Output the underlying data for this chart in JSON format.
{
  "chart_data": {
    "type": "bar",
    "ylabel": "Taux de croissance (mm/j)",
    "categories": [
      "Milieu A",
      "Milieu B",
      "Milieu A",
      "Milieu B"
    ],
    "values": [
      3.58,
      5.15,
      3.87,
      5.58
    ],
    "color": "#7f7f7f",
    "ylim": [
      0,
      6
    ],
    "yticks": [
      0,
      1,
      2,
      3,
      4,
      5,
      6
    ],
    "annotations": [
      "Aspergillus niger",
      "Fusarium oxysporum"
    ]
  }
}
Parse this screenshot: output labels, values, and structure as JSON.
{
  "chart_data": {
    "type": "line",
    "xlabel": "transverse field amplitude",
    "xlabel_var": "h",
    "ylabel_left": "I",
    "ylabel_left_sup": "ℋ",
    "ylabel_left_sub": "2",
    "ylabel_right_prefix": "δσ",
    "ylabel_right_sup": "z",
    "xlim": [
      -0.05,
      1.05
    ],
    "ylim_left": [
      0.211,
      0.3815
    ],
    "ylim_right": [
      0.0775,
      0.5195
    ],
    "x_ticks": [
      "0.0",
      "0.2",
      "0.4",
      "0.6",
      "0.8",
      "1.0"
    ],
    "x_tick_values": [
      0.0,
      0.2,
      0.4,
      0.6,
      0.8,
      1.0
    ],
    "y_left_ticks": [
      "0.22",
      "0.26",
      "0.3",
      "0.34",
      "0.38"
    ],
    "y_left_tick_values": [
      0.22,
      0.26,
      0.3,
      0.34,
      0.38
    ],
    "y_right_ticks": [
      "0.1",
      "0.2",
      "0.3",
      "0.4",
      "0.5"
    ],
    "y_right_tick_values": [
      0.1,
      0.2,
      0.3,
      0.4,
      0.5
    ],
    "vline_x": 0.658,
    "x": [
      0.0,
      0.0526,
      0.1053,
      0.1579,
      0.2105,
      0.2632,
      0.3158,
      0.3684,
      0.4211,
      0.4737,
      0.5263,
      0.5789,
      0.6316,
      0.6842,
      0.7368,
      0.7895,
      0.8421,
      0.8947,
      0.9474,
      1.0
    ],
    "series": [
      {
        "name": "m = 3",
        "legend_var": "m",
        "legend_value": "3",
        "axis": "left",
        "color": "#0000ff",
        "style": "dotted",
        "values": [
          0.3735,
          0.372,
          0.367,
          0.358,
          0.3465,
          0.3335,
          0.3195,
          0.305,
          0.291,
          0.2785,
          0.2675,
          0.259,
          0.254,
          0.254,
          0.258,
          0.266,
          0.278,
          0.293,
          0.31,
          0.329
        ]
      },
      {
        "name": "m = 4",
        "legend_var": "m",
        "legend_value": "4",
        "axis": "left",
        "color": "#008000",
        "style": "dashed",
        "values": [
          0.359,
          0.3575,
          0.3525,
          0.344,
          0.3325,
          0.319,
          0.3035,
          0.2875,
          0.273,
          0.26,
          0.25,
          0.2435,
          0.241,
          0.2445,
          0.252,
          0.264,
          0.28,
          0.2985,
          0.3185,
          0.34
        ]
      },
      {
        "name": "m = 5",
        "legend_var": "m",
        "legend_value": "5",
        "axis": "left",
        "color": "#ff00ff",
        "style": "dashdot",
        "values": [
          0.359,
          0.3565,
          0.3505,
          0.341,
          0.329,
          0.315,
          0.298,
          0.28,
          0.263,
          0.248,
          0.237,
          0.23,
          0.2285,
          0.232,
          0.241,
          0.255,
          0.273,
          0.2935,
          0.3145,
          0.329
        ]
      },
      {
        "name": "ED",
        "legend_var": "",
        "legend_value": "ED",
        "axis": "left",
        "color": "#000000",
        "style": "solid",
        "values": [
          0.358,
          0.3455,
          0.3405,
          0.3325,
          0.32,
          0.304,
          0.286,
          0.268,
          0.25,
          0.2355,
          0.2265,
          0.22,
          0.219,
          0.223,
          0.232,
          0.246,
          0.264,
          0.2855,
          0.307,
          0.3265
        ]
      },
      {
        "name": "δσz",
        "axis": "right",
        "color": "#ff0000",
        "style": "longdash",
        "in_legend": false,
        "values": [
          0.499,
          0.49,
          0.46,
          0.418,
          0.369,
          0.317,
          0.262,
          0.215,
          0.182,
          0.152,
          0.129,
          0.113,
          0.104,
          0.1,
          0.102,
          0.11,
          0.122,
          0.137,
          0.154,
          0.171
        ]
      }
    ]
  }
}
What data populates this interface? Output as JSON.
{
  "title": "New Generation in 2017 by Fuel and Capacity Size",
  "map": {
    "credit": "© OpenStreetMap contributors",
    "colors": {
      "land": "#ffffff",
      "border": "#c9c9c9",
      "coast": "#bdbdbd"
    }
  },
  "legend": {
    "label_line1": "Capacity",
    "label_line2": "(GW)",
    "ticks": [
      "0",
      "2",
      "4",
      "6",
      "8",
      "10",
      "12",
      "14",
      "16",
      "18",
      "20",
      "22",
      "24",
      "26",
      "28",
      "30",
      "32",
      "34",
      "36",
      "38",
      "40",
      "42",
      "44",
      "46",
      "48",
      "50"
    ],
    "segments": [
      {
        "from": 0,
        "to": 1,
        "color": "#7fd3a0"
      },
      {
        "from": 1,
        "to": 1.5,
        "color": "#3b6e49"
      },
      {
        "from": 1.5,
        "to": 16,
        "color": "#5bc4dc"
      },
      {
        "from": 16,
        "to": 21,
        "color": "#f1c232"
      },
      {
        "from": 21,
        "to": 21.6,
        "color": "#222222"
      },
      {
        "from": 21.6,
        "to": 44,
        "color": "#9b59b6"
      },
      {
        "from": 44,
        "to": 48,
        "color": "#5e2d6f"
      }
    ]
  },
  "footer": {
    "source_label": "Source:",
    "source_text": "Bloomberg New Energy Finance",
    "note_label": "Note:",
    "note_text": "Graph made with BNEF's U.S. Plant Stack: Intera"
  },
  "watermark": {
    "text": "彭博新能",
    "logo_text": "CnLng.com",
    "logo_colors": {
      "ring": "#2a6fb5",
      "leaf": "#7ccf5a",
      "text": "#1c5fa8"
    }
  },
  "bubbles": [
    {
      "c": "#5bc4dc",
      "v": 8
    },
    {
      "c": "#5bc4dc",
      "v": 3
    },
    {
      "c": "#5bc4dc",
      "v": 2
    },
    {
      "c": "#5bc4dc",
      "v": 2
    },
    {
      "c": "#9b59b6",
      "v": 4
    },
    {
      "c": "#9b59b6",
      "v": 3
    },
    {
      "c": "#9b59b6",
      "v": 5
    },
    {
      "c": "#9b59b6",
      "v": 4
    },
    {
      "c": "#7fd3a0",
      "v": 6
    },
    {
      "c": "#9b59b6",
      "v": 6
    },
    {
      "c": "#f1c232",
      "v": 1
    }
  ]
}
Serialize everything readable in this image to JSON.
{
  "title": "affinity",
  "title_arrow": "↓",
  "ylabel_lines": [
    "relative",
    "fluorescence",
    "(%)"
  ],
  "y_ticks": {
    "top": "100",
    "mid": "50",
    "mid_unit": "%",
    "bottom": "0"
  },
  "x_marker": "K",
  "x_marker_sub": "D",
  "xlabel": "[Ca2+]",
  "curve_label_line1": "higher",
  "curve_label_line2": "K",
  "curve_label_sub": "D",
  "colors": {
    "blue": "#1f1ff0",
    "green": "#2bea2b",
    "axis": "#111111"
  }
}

> **Do this**
Write out the full set of records exactly as given.

> **Complete output**
Output the underlying data for this chart in JSON format.
{
  "chart_data": {
    "type": "bar",
    "ylabel": "Taux de croissance (mm/j)",
    "categories": [
      "Milieu A",
      "Milieu B",
      "Milieu A",
      "Milieu B"
    ],
    "values": [
      3.58,
      5.15,
      3.87,
      5.58
    ],
    "color": "#7f7f7f",
    "ylim": [
      0,
      6
    ],
    "yticks": [
      0,
      1,
      2,
      3,
      4,
      5,
      6
    ],
    "annotations": [
      "Aspergillus niger",
      "Fusarium oxysporum"
    ]
  }
}
Parse this screenshot: output labels, values, and structure as JSON.
{
  "chart_data": {
    "type": "line",
    "xlabel": "transverse field amplitude",
    "xlabel_var": "h",
    "ylabel_left": "I",
    "ylabel_left_sup": "ℋ",
    "ylabel_left_sub": "2",
    "ylabel_right_prefix": "δσ",
    "ylabel_right_sup": "z",
    "xlim": [
      -0.05,
      1.05
    ],
    "ylim_left": [
      0.211,
      0.3815
    ],
    "ylim_right": [
      0.0775,
      0.5195
    ],
    "x_ticks": [
      "0.0",
      "0.2",
      "0.4",
      "0.6",
      "0.8",
      "1.0"
    ],
    "x_tick_values": [
      0.0,
      0.2,
      0.4,
      0.6,
      0.8,
      1.0
    ],
    "y_left_ticks": [
      "0.22",
      "0.26",
      "0.3",
      "0.34",
      "0.38"
    ],
    "y_left_tick_values": [
      0.22,
      0.26,
      0.3,
      0.34,
      0.38
    ],
    "y_right_ticks": [
      "0.1",
      "0.2",
      "0.3",
      "0.4",
      "0.5"
    ],
    "y_right_tick_values": [
      0.1,
      0.2,
      0.3,
      0.4,
      0.5
    ],
    "vline_x": 0.658,
    "x": [
      0.0,
      0.0526,
      0.1053,
      0.1579,
      0.2105,
      0.2632,
      0.3158,
      0.3684,
      0.4211,
      0.4737,
      0.5263,
      0.5789,
      0.6316,
      0.6842,
      0.7368,
      0.7895,
      0.8421,
      0.8947,
      0.9474,
      1.0
    ],
    "series": [
      {
        "name": "m = 3",
        "legend_var": "m",
        "legend_value": "3",
        "axis": "left",
        "color": "#0000ff",
        "style": "dotted",
        "values": [
          0.3735,
          0.372,
          0.367,
          0.358,
          0.3465,
          0.3335,
          0.3195,
          0.305,
          0.291,
          0.2785,
          0.2675,
          0.259,
          0.254,
          0.254,
          0.258,
          0.266,
          0.278,
          0.293,
          0.31,
          0.329
        ]
      },
      {
        "name": "m = 4",
        "legend_var": "m",
        "legend_value": "4",
        "axis": "left",
        "color": "#008000",
        "style": "dashed",
        "values": [
          0.359,
          0.3575,
          0.3525,
          0.344,
          0.3325,
          0.319,
          0.3035,
          0.2875,
          0.273,
          0.26,
          0.25,
          0.2435,
          0.241,
          0.2445,
          0.252,
          0.264,
          0.28,
          0.2985,
          0.3185,
          0.34
        ]
      },
      {
        "name": "m = 5",
        "legend_var": "m",
        "legend_value": "5",
        "axis": "left",
        "color": "#ff00ff",
        "style": "dashdot",
        "values": [
          0.359,
          0.3565,
          0.3505,
          0.341,
          0.329,
          0.315,
          0.298,
          0.28,
          0.263,
          0.248,
          0.237,
          0.23,
          0.2285,
          0.232,
          0.241,
          0.255,
          0.273,
          0.2935,
          0.3145,
          0.329
        ]
      },
      {
        "name": "ED",
        "legend_var": "",
        "legend_value": "ED",
        "axis": "left",
        "color": "#000000",
        "style": "solid",
        "values": [
          0.358,
          0.3455,
          0.3405,
          0.3325,
          0.32,
          0.304,
          0.286,
          0.268,
          0.25,
          0.2355,
          0.2265,
          0.22,
          0.219,
          0.223,
          0.232,
          0.246,
          0.264,
          0.2855,
          0.307,
          0.3265
        ]
      },
      {
        "name": "δσz",
        "axis": "right",
        "color": "#ff0000",
        "style": "longdash",
        "in_legend": false,
        "values": [
          0.499,
          0.49,
          0.46,
          0.418,
          0.369,
          0.317,
          0.262,
          0.215,
          0.182,
          0.152,
          0.129,
          0.113,
          0.104,
          0.1,
          0.102,
          0.11,
          0.122,
          0.137,
          0.154,
          0.171
        ]
      }
    ]
  }
}
What data populates this interface? Output as JSON.
{
  "title": "New Generation in 2017 by Fuel and Capacity Size",
  "map": {
    "credit": "© OpenStreetMap contributors",
    "colors": {
      "land": "#ffffff",
      "border": "#c9c9c9",
      "coast": "#bdbdbd"
    }
  },
  "legend": {
    "label_line1": "Capacity",
    "label_line2": "(GW)",
    "ticks": [
      "0",
      "2",
      "4",
      "6",
      "8",
      "10",
      "12",
      "14",
      "16",
      "18",
      "20",
      "22",
      "24",
      "26",
      "28",
      "30",
      "32",
      "34",
      "36",
      "38",
      "40",
      "42",
      "44",
      "46",
      "48",
      "50"
    ],
    "segments": [
      {
        "from": 0,
        "to": 1,
        "color": "#7fd3a0"
      },
      {
        "from": 1,
        "to": 1.5,
        "color": "#3b6e49"
      },
      {
        "from": 1.5,
        "to": 16,
        "color": "#5bc4dc"
      },
      {
        "from": 16,
        "to": 21,
        "color": "#f1c232"
      },
      {
        "from": 21,
        "to": 21.6,
        "color": "#222222"
      },
      {
        "from": 21.6,
        "to": 44,
        "color": "#9b59b6"
      },
      {
        "from": 44,
        "to": 48,
        "color": "#5e2d6f"
      }
    ]
  },
  "footer": {
    "source_label": "Source:",
    "source_text": "Bloomberg New Energy Finance",
    "note_label": "Note:",
    "note_text": "Graph made with BNEF's U.S. Plant Stack: Intera"
  },
  "watermark": {
    "text": "彭博新能",
    "logo_text": "CnLng.com",
    "logo_colors": {
      "ring": "#2a6fb5",
      "leaf": "#7ccf5a",
      "text": "#1c5fa8"
    }
  },
  "bubbles": [
    {
      "c": "#5bc4dc",
      "v": 8
    },
    {
      "c": "#5bc4dc",
      "v": 3
    },
    {
      "c": "#5bc4dc",
      "v": 2
    },
    {
      "c": "#5bc4dc",
      "v": 2
    },
    {
      "c": "#9b59b6",
      "v": 4
    },
    {
      "c": "#9b59b6",
      "v": 3
    },
    {
      "c": "#9b59b6",
      "v": 5
    },
    {
      "c": "#9b59b6",
      "v": 4
    },
    {
      "c": "#7fd3a0",
      "v": 6
    },
    {
      "c": "#9b59b6",
      "v": 6
    },
    {
      "c": "#f1c232",
      "v": 1
    }
  ]
}
Serialize everything readable in this image to JSON.
{
  "title": "affinity",
  "title_arrow": "↓",
  "ylabel_lines": [
    "relative",
    "fluorescence",
    "(%)"
  ],
  "y_ticks": {
    "top": "100",
    "mid": "50",
    "mid_unit": "%",
    "bottom": "0"
  },
  "x_marker": "K",
  "x_marker_sub": "D",
  "xlabel": "[Ca2+]",
  "curve_label_line1": "higher",
  "curve_label_line2": "K",
  "curve_label_sub": "D",
  "colors": {
    "blue": "#1f1ff0",
    "green": "#2bea2b",
    "axis": "#111111"
  }
}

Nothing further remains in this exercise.